=== Problem to work on ===
For this exercise, copy out each line of the material below that includes "capacidad".

::::

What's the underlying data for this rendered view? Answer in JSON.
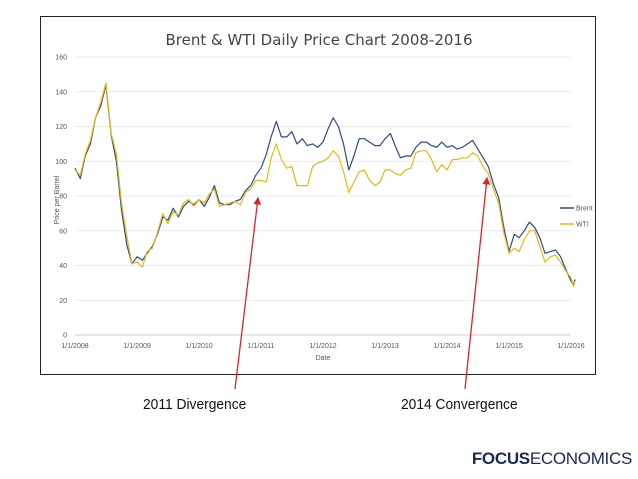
{
  "chart_data": {
    "type": "line",
    "title": "Brent & WTI Daily Price Chart 2008-2016",
    "xlabel": "Date",
    "ylabel": "Price per Barrel",
    "ylim": [
      0,
      160
    ],
    "yticks": [
      0,
      20,
      40,
      60,
      80,
      100,
      120,
      140,
      160
    ],
    "xlim": [
      "2008-01-01",
      "2016-01-01"
    ],
    "xticks": [
      "1/1/2008",
      "1/1/2009",
      "1/1/2010",
      "1/1/2011",
      "1/1/2012",
      "1/1/2013",
      "1/1/2014",
      "1/1/2015",
      "1/1/2016"
    ],
    "grid": "horizontal",
    "legend": "right",
    "series": [
      {
        "name": "Brent",
        "color": "#2e4a87",
        "points": [
          [
            "2008-01-01",
            96
          ],
          [
            "2008-02-01",
            90
          ],
          [
            "2008-03-01",
            103
          ],
          [
            "2008-04-01",
            110
          ],
          [
            "2008-05-01",
            125
          ],
          [
            "2008-06-01",
            132
          ],
          [
            "2008-07-01",
            144
          ],
          [
            "2008-08-01",
            115
          ],
          [
            "2008-09-01",
            100
          ],
          [
            "2008-10-01",
            72
          ],
          [
            "2008-11-01",
            52
          ],
          [
            "2008-12-01",
            41
          ],
          [
            "2009-01-01",
            45
          ],
          [
            "2009-02-01",
            43
          ],
          [
            "2009-03-01",
            47
          ],
          [
            "2009-04-01",
            51
          ],
          [
            "2009-05-01",
            58
          ],
          [
            "2009-06-01",
            68
          ],
          [
            "2009-07-01",
            66
          ],
          [
            "2009-08-01",
            73
          ],
          [
            "2009-09-01",
            68
          ],
          [
            "2009-10-01",
            74
          ],
          [
            "2009-11-01",
            77
          ],
          [
            "2009-12-01",
            75
          ],
          [
            "2010-01-01",
            78
          ],
          [
            "2010-02-01",
            74
          ],
          [
            "2010-03-01",
            79
          ],
          [
            "2010-04-01",
            86
          ],
          [
            "2010-05-01",
            76
          ],
          [
            "2010-06-01",
            75
          ],
          [
            "2010-07-01",
            75
          ],
          [
            "2010-08-01",
            77
          ],
          [
            "2010-09-01",
            78
          ],
          [
            "2010-10-01",
            83
          ],
          [
            "2010-11-01",
            86
          ],
          [
            "2010-12-01",
            92
          ],
          [
            "2011-01-01",
            96
          ],
          [
            "2011-02-01",
            104
          ],
          [
            "2011-03-01",
            114
          ],
          [
            "2011-04-01",
            123
          ],
          [
            "2011-05-01",
            114
          ],
          [
            "2011-06-01",
            114
          ],
          [
            "2011-07-01",
            117
          ],
          [
            "2011-08-01",
            110
          ],
          [
            "2011-09-01",
            113
          ],
          [
            "2011-10-01",
            109
          ],
          [
            "2011-11-01",
            110
          ],
          [
            "2011-12-01",
            108
          ],
          [
            "2012-01-01",
            111
          ],
          [
            "2012-02-01",
            119
          ],
          [
            "2012-03-01",
            125
          ],
          [
            "2012-04-01",
            120
          ],
          [
            "2012-05-01",
            110
          ],
          [
            "2012-06-01",
            95
          ],
          [
            "2012-07-01",
            103
          ],
          [
            "2012-08-01",
            113
          ],
          [
            "2012-09-01",
            113
          ],
          [
            "2012-10-01",
            111
          ],
          [
            "2012-11-01",
            109
          ],
          [
            "2012-12-01",
            109
          ],
          [
            "2013-01-01",
            113
          ],
          [
            "2013-02-01",
            116
          ],
          [
            "2013-03-01",
            109
          ],
          [
            "2013-04-01",
            102
          ],
          [
            "2013-05-01",
            103
          ],
          [
            "2013-06-01",
            103
          ],
          [
            "2013-07-01",
            108
          ],
          [
            "2013-08-01",
            111
          ],
          [
            "2013-09-01",
            111
          ],
          [
            "2013-10-01",
            109
          ],
          [
            "2013-11-01",
            108
          ],
          [
            "2013-12-01",
            111
          ],
          [
            "2014-01-01",
            108
          ],
          [
            "2014-02-01",
            109
          ],
          [
            "2014-03-01",
            107
          ],
          [
            "2014-04-01",
            108
          ],
          [
            "2014-05-01",
            110
          ],
          [
            "2014-06-01",
            112
          ],
          [
            "2014-07-01",
            107
          ],
          [
            "2014-08-01",
            102
          ],
          [
            "2014-09-01",
            97
          ],
          [
            "2014-10-01",
            87
          ],
          [
            "2014-11-01",
            79
          ],
          [
            "2014-12-01",
            62
          ],
          [
            "2015-01-01",
            48
          ],
          [
            "2015-02-01",
            58
          ],
          [
            "2015-03-01",
            56
          ],
          [
            "2015-04-01",
            60
          ],
          [
            "2015-05-01",
            65
          ],
          [
            "2015-06-01",
            62
          ],
          [
            "2015-07-01",
            56
          ],
          [
            "2015-08-01",
            47
          ],
          [
            "2015-09-01",
            48
          ],
          [
            "2015-10-01",
            49
          ],
          [
            "2015-11-01",
            45
          ],
          [
            "2015-12-01",
            38
          ],
          [
            "2016-01-01",
            31
          ],
          [
            "2016-01-15",
            29
          ],
          [
            "2016-01-25",
            32
          ]
        ]
      },
      {
        "name": "WTI",
        "color": "#e8b80e",
        "points": [
          [
            "2008-01-01",
            95
          ],
          [
            "2008-02-01",
            92
          ],
          [
            "2008-03-01",
            104
          ],
          [
            "2008-04-01",
            112
          ],
          [
            "2008-05-01",
            125
          ],
          [
            "2008-06-01",
            134
          ],
          [
            "2008-07-01",
            145
          ],
          [
            "2008-08-01",
            116
          ],
          [
            "2008-09-01",
            104
          ],
          [
            "2008-10-01",
            76
          ],
          [
            "2008-11-01",
            57
          ],
          [
            "2008-12-01",
            41
          ],
          [
            "2009-01-01",
            42
          ],
          [
            "2009-02-01",
            39
          ],
          [
            "2009-03-01",
            48
          ],
          [
            "2009-04-01",
            50
          ],
          [
            "2009-05-01",
            59
          ],
          [
            "2009-06-01",
            70
          ],
          [
            "2009-07-01",
            64
          ],
          [
            "2009-08-01",
            71
          ],
          [
            "2009-09-01",
            69
          ],
          [
            "2009-10-01",
            76
          ],
          [
            "2009-11-01",
            78
          ],
          [
            "2009-12-01",
            74
          ],
          [
            "2010-01-01",
            78
          ],
          [
            "2010-02-01",
            76
          ],
          [
            "2010-03-01",
            81
          ],
          [
            "2010-04-01",
            84
          ],
          [
            "2010-05-01",
            74
          ],
          [
            "2010-06-01",
            75
          ],
          [
            "2010-07-01",
            76
          ],
          [
            "2010-08-01",
            77
          ],
          [
            "2010-09-01",
            75
          ],
          [
            "2010-10-01",
            82
          ],
          [
            "2010-11-01",
            84
          ],
          [
            "2010-12-01",
            89
          ],
          [
            "2011-01-01",
            89
          ],
          [
            "2011-02-01",
            88
          ],
          [
            "2011-03-01",
            102
          ],
          [
            "2011-04-01",
            110
          ],
          [
            "2011-05-01",
            101
          ],
          [
            "2011-06-01",
            96
          ],
          [
            "2011-07-01",
            97
          ],
          [
            "2011-08-01",
            86
          ],
          [
            "2011-09-01",
            86
          ],
          [
            "2011-10-01",
            86
          ],
          [
            "2011-11-01",
            97
          ],
          [
            "2011-12-01",
            99
          ],
          [
            "2012-01-01",
            100
          ],
          [
            "2012-02-01",
            102
          ],
          [
            "2012-03-01",
            106
          ],
          [
            "2012-04-01",
            103
          ],
          [
            "2012-05-01",
            94
          ],
          [
            "2012-06-01",
            82
          ],
          [
            "2012-07-01",
            88
          ],
          [
            "2012-08-01",
            94
          ],
          [
            "2012-09-01",
            95
          ],
          [
            "2012-10-01",
            89
          ],
          [
            "2012-11-01",
            86
          ],
          [
            "2012-12-01",
            88
          ],
          [
            "2013-01-01",
            95
          ],
          [
            "2013-02-01",
            95
          ],
          [
            "2013-03-01",
            93
          ],
          [
            "2013-04-01",
            92
          ],
          [
            "2013-05-01",
            95
          ],
          [
            "2013-06-01",
            96
          ],
          [
            "2013-07-01",
            105
          ],
          [
            "2013-08-01",
            106
          ],
          [
            "2013-09-01",
            106
          ],
          [
            "2013-10-01",
            101
          ],
          [
            "2013-11-01",
            94
          ],
          [
            "2013-12-01",
            98
          ],
          [
            "2014-01-01",
            95
          ],
          [
            "2014-02-01",
            101
          ],
          [
            "2014-03-01",
            101
          ],
          [
            "2014-04-01",
            102
          ],
          [
            "2014-05-01",
            102
          ],
          [
            "2014-06-01",
            105
          ],
          [
            "2014-07-01",
            103
          ],
          [
            "2014-08-01",
            97
          ],
          [
            "2014-09-01",
            93
          ],
          [
            "2014-10-01",
            84
          ],
          [
            "2014-11-01",
            76
          ],
          [
            "2014-12-01",
            59
          ],
          [
            "2015-01-01",
            47
          ],
          [
            "2015-02-01",
            50
          ],
          [
            "2015-03-01",
            48
          ],
          [
            "2015-04-01",
            55
          ],
          [
            "2015-05-01",
            60
          ],
          [
            "2015-06-01",
            60
          ],
          [
            "2015-07-01",
            51
          ],
          [
            "2015-08-01",
            42
          ],
          [
            "2015-09-01",
            45
          ],
          [
            "2015-10-01",
            46
          ],
          [
            "2015-11-01",
            42
          ],
          [
            "2015-12-01",
            37
          ],
          [
            "2016-01-01",
            33
          ],
          [
            "2016-01-15",
            28
          ],
          [
            "2016-01-25",
            31
          ]
        ]
      }
    ]
  },
  "annotations": {
    "divergence": "2011 Divergence",
    "convergence": "2014 Convergence",
    "arrow_color": "#d9232e"
  },
  "brand": {
    "part1": "FOCUS",
    "part2": "ECONOMICS"
  }
}
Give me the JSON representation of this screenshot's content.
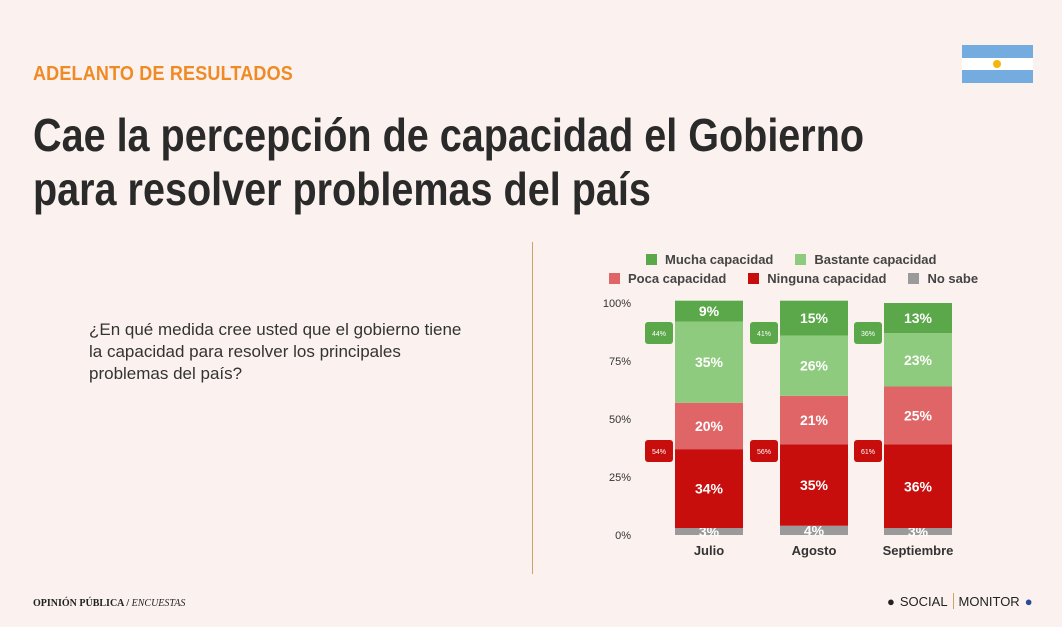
{
  "header": {
    "kicker": "ADELANTO DE RESULTADOS",
    "title_line1": "Cae la percepción de capacidad el Gobierno",
    "title_line2": "para resolver problemas del país",
    "flag_icon": "argentina-flag-icon"
  },
  "question": "¿En qué medida cree usted que el gobierno tiene la capacidad para resolver los principales problemas del país?",
  "footer": {
    "left": "OPINIÓN PÚBLICA",
    "left_italic": "ENCUESTAS",
    "brand1": "SOCIAL",
    "brand2": "MONITOR"
  },
  "chart_data": {
    "type": "bar",
    "stacked": true,
    "categories": [
      "Julio",
      "Agosto",
      "Septiembre"
    ],
    "ylim": [
      0,
      100
    ],
    "yticks": [
      "0%",
      "25%",
      "50%",
      "75%",
      "100%"
    ],
    "legend_position": "top",
    "series": [
      {
        "name": "No sabe",
        "color": "#9a9a9a",
        "values": [
          3,
          4,
          3
        ]
      },
      {
        "name": "Ninguna capacidad",
        "color": "#c80d0d",
        "values": [
          34,
          35,
          36
        ]
      },
      {
        "name": "Poca capacidad",
        "color": "#e06566",
        "values": [
          20,
          21,
          25
        ]
      },
      {
        "name": "Bastante capacidad",
        "color": "#8fcb7e",
        "values": [
          35,
          26,
          23
        ]
      },
      {
        "name": "Mucha capacidad",
        "color": "#5aa84a",
        "values": [
          9,
          15,
          13
        ]
      }
    ],
    "legend_order": [
      "Mucha capacidad",
      "Bastante capacidad",
      "Poca capacidad",
      "Ninguna capacidad",
      "No sabe"
    ],
    "positive_totals": [
      "44%",
      "41%",
      "36%"
    ],
    "negative_totals": [
      "54%",
      "56%",
      "61%"
    ]
  }
}
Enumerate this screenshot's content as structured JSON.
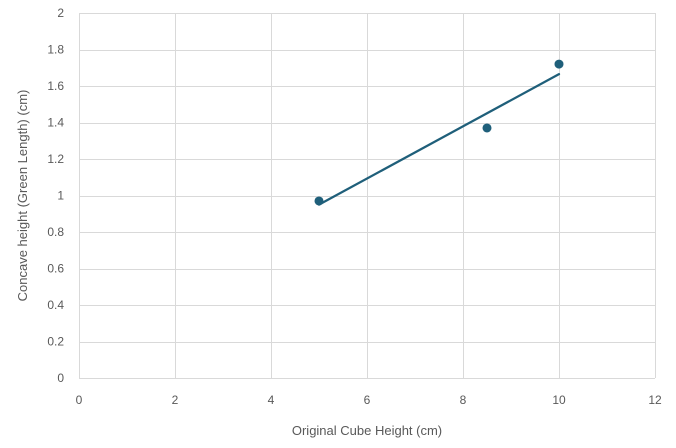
{
  "chart_data": {
    "type": "scatter",
    "title": "",
    "xlabel": "Original Cube Height (cm)",
    "ylabel": "Concave height (Green Length) (cm)",
    "xlim": [
      0,
      12
    ],
    "ylim": [
      0,
      2
    ],
    "xticks": [
      0,
      2,
      4,
      6,
      8,
      10,
      12
    ],
    "yticks": [
      0,
      0.2,
      0.4,
      0.6,
      0.8,
      1,
      1.2,
      1.4,
      1.6,
      1.8,
      2
    ],
    "grid": true,
    "legend": "none",
    "series": [
      {
        "points": [
          {
            "x": 5,
            "y": 0.97
          },
          {
            "x": 8.5,
            "y": 1.37
          },
          {
            "x": 10,
            "y": 1.72
          }
        ],
        "color": "#1f5f7a"
      }
    ],
    "trendline": {
      "type": "linear",
      "from": {
        "x": 5,
        "y": 0.95
      },
      "to": {
        "x": 10,
        "y": 1.665
      },
      "color": "#1f5f7a"
    }
  }
}
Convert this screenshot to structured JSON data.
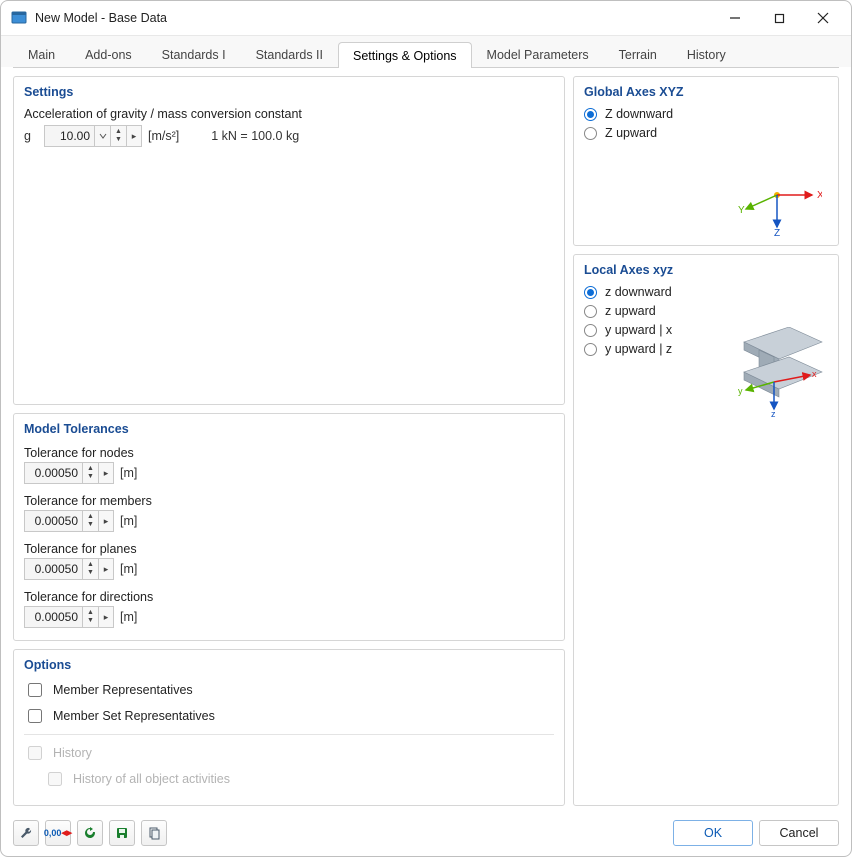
{
  "window": {
    "title": "New Model - Base Data"
  },
  "tabs": {
    "items": [
      "Main",
      "Add-ons",
      "Standards I",
      "Standards II",
      "Settings & Options",
      "Model Parameters",
      "Terrain",
      "History"
    ],
    "active_index": 4
  },
  "settings": {
    "title": "Settings",
    "gravity_label": "Acceleration of gravity / mass conversion constant",
    "g_symbol": "g",
    "g_value": "10.00",
    "g_unit": "[m/s²]",
    "conversion": "1 kN = 100.0 kg"
  },
  "tolerances": {
    "title": "Model Tolerances",
    "unit": "[m]",
    "items": [
      {
        "label": "Tolerance for nodes",
        "value": "0.00050"
      },
      {
        "label": "Tolerance for members",
        "value": "0.00050"
      },
      {
        "label": "Tolerance for planes",
        "value": "0.00050"
      },
      {
        "label": "Tolerance for directions",
        "value": "0.00050"
      }
    ]
  },
  "options": {
    "title": "Options",
    "member_rep": "Member Representatives",
    "memberset_rep": "Member Set Representatives",
    "history": "History",
    "history_all": "History of all object activities"
  },
  "globalAxes": {
    "title": "Global Axes XYZ",
    "options": [
      "Z downward",
      "Z upward"
    ],
    "selected": 0,
    "labels": {
      "x": "X",
      "y": "Y",
      "z": "Z"
    },
    "colors": {
      "x": "#e01b1b",
      "y": "#59b300",
      "z": "#1555c2",
      "origin": "#f5b100"
    }
  },
  "localAxes": {
    "title": "Local Axes xyz",
    "options": [
      "z downward",
      "z upward",
      "y upward | x",
      "y upward | z"
    ],
    "selected": 0,
    "labels": {
      "x": "x",
      "y": "y",
      "z": "z"
    },
    "colors": {
      "x": "#e01b1b",
      "y": "#59b300",
      "z": "#1555c2",
      "beam": "#7d8a97",
      "beam_light": "#c8d0d8"
    }
  },
  "footer": {
    "ok": "OK",
    "cancel": "Cancel"
  },
  "toolbar": {
    "icons": [
      "wrench-icon",
      "decimals-icon",
      "refresh-icon",
      "save-icon",
      "copy-icon"
    ]
  }
}
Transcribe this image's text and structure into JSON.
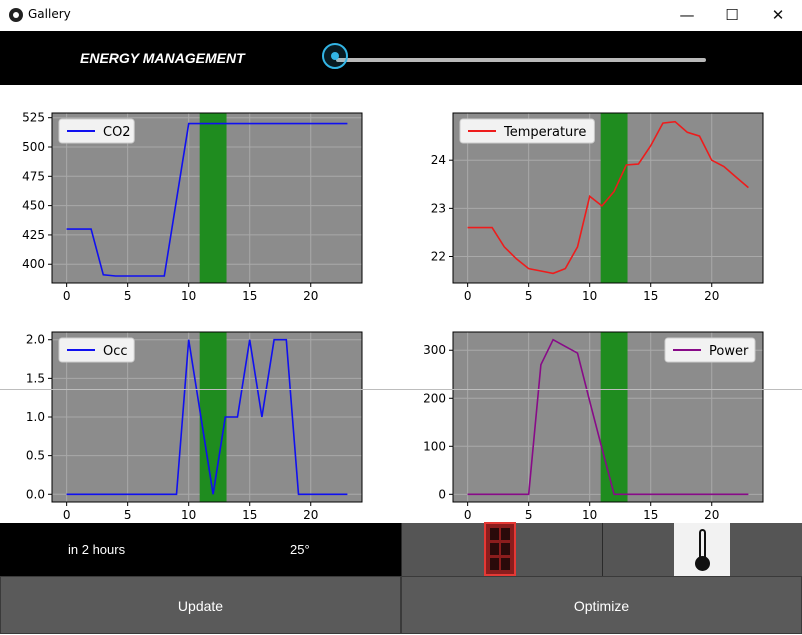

::::

=== Output of the task ===
    "title_line1": "Cae la percepción de capacidad el Gobierno",
  "question": "¿En qué medida cree usted que el gobierno tiene la capacidad para resolver los principales problemas del país?",
        "name": "Ninguna capacidad",
        "name": "Poca capacidad",
        "name": "Bastante capacidad",
        "name": "Mucha capacidad",
      "Mucha capacidad",
      "Bastante capacidad",
      "Poca capacidad",
      "Ninguna capacidad",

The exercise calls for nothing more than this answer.